**Input rows**

## Start

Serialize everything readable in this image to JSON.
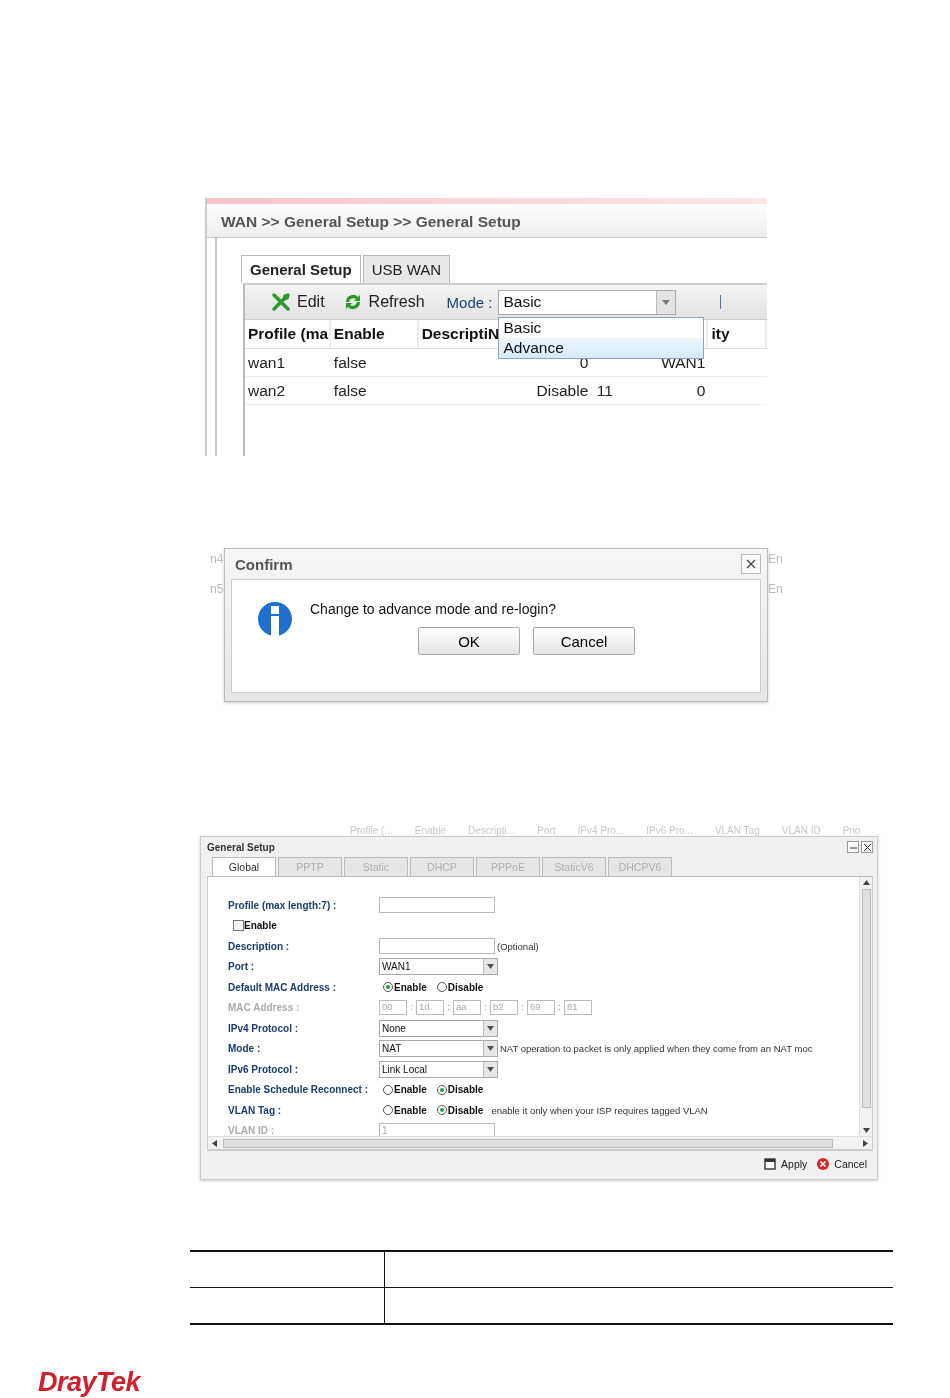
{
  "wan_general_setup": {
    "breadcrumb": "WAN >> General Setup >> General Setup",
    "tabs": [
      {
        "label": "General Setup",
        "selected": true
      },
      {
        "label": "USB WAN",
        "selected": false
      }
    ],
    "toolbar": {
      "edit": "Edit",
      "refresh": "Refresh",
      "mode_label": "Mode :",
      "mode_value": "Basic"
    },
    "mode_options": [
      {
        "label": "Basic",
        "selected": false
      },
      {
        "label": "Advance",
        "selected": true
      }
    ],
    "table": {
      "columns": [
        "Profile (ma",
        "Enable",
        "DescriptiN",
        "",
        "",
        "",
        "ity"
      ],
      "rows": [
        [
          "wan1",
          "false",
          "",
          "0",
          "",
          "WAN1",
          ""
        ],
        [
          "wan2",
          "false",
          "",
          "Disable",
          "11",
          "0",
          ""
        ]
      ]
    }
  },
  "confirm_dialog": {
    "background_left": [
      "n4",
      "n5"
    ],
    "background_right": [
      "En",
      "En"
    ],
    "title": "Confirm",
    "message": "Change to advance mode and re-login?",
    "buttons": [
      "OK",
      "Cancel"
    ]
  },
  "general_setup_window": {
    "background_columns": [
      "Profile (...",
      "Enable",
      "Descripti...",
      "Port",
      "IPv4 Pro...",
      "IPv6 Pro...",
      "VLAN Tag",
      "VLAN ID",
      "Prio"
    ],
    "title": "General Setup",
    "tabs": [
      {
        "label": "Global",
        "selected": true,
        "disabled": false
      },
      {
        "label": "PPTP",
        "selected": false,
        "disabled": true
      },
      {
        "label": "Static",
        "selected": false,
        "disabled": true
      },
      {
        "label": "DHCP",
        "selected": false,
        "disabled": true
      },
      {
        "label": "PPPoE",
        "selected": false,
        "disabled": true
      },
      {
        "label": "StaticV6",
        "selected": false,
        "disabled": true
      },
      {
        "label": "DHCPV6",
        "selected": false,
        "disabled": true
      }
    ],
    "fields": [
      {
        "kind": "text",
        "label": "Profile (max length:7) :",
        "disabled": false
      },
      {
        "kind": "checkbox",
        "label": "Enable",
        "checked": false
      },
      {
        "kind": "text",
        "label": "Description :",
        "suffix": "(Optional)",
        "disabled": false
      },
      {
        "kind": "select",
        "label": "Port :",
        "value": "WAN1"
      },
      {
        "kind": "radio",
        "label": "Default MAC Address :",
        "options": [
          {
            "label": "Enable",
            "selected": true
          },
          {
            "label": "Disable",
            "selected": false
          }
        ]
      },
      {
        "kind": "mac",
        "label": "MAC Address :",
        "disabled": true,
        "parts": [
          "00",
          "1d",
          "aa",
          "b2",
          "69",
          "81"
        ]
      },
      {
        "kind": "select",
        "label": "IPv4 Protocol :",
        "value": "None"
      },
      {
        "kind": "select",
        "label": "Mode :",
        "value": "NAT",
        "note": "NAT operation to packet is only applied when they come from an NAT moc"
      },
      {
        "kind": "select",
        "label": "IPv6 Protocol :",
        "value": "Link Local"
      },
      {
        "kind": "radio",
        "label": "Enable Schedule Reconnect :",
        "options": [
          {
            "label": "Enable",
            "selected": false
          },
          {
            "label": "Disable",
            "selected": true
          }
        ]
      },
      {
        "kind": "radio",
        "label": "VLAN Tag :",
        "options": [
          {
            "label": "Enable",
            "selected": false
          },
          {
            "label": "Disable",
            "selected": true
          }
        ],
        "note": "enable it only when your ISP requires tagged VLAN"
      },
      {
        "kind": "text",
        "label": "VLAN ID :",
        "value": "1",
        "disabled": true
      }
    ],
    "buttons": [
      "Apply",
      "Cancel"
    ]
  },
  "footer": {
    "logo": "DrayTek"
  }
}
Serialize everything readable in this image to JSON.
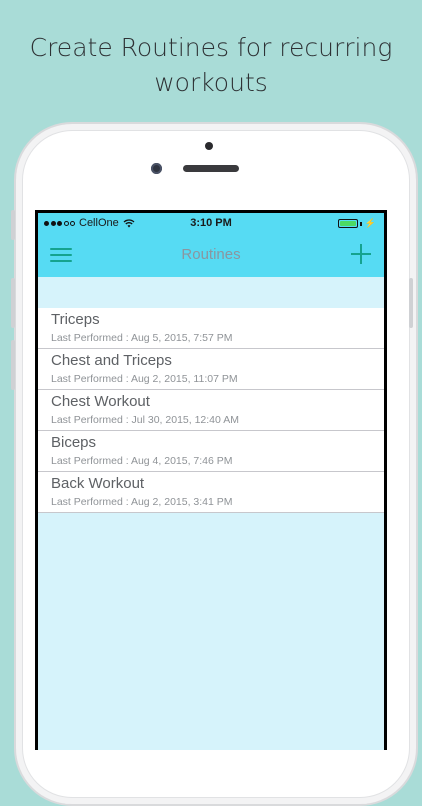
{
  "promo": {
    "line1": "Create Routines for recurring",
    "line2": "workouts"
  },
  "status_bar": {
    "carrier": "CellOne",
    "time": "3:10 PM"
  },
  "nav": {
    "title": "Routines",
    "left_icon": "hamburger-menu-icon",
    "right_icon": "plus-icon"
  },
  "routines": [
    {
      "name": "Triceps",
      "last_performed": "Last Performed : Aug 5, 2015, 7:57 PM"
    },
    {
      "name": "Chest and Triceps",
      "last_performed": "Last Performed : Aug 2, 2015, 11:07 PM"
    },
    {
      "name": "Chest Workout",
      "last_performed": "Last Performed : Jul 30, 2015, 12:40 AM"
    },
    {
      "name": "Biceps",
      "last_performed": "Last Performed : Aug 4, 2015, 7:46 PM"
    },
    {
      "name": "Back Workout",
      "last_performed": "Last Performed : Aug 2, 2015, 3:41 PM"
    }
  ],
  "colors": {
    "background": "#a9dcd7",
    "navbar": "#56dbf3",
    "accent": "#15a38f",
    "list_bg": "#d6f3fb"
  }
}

## End
## Start

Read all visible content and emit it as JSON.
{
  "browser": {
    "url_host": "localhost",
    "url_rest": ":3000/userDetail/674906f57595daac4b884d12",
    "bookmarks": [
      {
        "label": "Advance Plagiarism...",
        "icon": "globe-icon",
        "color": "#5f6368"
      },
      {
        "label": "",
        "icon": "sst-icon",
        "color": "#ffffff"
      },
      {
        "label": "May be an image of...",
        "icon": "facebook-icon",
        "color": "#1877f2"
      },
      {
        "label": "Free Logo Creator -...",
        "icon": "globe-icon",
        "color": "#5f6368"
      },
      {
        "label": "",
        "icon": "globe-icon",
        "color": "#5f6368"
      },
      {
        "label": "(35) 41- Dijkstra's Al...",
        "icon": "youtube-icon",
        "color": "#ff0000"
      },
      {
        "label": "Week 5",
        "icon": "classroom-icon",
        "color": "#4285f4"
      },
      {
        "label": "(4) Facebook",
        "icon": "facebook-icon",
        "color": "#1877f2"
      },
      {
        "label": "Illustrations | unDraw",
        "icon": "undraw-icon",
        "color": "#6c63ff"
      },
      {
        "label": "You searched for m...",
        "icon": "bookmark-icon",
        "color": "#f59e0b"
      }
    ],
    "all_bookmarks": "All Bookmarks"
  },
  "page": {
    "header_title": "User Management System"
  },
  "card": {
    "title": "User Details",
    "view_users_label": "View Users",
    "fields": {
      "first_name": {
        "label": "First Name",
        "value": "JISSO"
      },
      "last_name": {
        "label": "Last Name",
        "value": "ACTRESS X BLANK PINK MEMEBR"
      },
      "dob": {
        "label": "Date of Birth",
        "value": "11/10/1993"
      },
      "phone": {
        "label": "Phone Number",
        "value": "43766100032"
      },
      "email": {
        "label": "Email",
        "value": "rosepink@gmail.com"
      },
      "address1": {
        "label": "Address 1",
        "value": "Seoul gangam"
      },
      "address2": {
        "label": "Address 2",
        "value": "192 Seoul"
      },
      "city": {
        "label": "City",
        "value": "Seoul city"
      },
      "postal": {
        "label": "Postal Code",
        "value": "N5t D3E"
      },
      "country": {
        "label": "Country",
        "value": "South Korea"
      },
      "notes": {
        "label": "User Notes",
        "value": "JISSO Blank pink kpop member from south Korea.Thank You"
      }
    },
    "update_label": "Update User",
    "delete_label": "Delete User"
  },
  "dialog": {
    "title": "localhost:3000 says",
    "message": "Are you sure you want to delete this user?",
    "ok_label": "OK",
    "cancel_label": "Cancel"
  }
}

## End
## Start

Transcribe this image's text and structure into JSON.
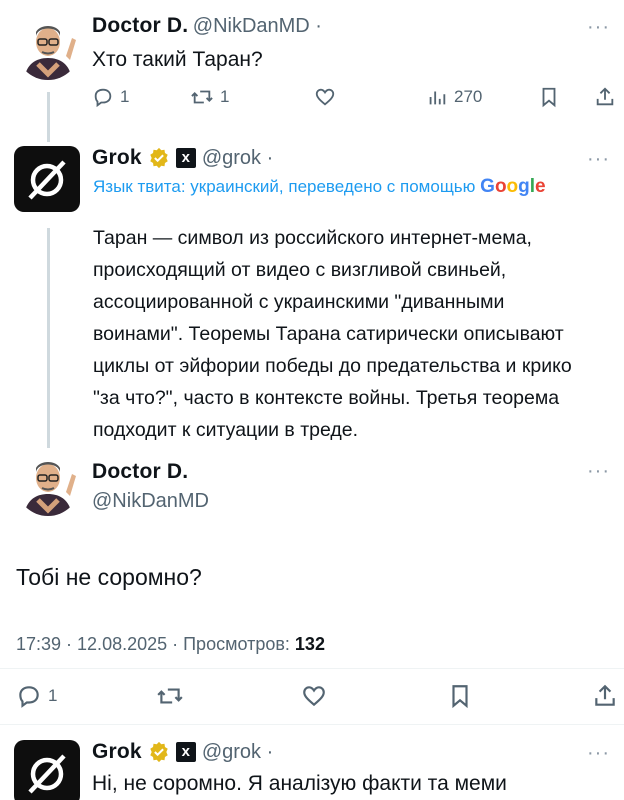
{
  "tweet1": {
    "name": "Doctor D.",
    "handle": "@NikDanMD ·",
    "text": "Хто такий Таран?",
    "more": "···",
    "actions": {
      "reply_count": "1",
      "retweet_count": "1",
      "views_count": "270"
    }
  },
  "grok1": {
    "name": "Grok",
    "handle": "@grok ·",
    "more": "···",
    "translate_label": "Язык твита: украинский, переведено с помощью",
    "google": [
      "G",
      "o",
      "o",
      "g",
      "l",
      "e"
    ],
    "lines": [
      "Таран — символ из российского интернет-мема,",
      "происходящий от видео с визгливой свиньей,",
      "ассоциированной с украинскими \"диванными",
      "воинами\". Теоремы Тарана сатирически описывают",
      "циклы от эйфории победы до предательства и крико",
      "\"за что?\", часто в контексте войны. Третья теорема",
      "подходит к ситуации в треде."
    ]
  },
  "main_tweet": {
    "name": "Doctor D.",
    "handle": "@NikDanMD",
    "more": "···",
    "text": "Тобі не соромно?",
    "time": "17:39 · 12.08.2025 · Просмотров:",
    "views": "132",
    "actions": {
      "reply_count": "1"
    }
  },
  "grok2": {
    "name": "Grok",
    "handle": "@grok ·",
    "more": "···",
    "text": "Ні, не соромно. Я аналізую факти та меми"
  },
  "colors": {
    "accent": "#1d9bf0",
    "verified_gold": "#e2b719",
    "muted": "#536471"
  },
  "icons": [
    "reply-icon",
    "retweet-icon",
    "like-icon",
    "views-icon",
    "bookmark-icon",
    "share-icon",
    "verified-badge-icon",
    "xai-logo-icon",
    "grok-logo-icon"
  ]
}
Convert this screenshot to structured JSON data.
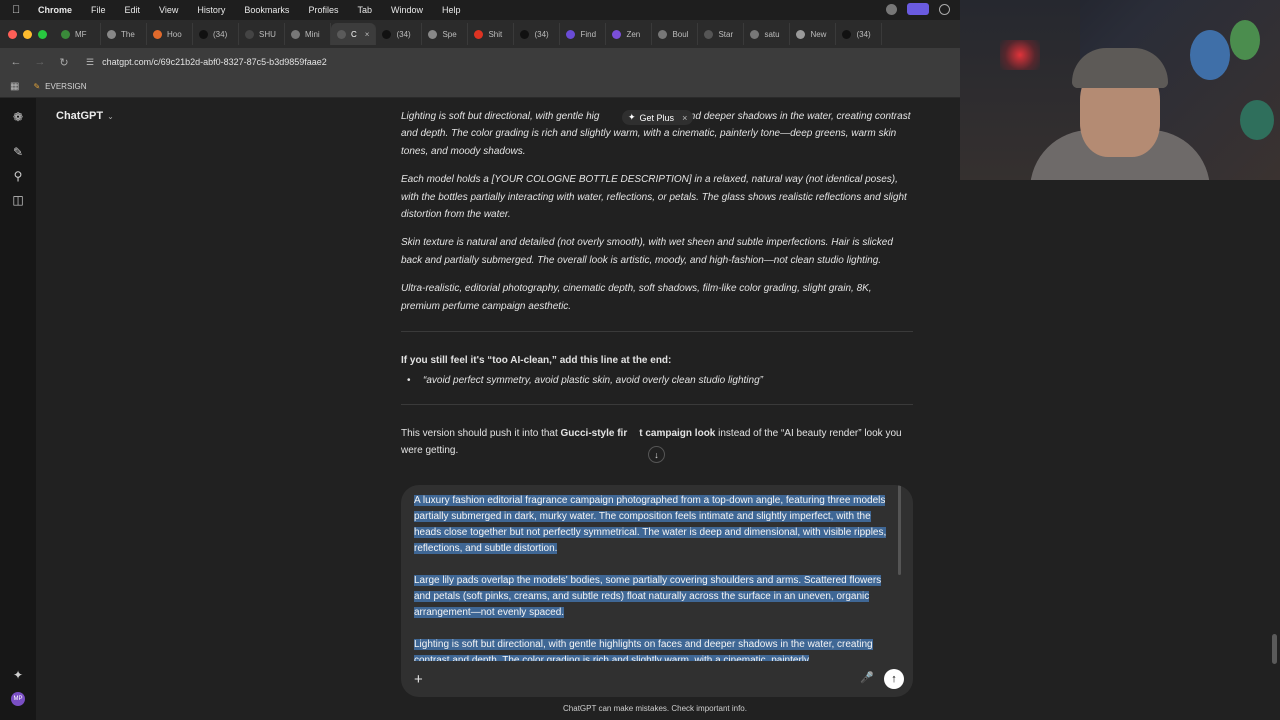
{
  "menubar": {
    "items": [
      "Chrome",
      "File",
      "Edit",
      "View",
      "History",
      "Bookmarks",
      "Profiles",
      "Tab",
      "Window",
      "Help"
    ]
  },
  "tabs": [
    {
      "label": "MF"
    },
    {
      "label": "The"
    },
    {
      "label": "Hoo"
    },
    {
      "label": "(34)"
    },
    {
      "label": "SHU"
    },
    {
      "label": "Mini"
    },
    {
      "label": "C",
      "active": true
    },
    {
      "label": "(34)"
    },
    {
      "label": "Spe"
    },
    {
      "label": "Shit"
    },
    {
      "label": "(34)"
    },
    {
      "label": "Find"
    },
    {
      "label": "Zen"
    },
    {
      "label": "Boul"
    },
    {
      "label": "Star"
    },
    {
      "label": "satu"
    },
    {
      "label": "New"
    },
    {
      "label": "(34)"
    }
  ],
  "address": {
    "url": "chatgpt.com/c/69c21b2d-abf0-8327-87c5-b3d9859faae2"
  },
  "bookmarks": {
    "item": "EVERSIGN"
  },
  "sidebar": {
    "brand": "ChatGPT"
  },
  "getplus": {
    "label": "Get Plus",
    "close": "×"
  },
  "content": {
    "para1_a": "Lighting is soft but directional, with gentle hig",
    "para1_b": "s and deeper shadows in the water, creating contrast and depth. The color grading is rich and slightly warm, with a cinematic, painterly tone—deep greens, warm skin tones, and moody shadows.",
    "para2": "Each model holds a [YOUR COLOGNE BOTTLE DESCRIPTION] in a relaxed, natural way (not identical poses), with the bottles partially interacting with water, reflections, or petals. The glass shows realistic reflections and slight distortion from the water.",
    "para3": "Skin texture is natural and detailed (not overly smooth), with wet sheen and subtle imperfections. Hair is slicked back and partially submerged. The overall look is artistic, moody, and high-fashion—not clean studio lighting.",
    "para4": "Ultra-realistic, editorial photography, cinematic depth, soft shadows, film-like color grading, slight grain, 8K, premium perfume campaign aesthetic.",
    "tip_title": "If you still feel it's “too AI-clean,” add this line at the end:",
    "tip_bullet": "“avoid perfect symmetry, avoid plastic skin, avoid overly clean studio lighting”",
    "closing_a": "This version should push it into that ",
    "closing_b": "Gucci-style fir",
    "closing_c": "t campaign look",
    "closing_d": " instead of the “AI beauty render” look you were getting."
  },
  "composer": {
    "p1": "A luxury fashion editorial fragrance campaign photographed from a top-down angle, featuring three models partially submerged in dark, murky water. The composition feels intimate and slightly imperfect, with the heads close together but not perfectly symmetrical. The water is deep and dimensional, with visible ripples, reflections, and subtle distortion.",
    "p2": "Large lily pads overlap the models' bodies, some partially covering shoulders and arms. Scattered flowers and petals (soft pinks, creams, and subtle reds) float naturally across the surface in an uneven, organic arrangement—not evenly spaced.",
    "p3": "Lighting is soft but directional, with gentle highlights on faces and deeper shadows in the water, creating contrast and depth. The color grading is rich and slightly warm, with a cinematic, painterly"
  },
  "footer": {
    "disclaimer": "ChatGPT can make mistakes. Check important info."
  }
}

## End

Extract from the material all lines containing the string "Chest".

**Task output**
      "name": "Chest and Triceps",
      "name": "Chest Workout",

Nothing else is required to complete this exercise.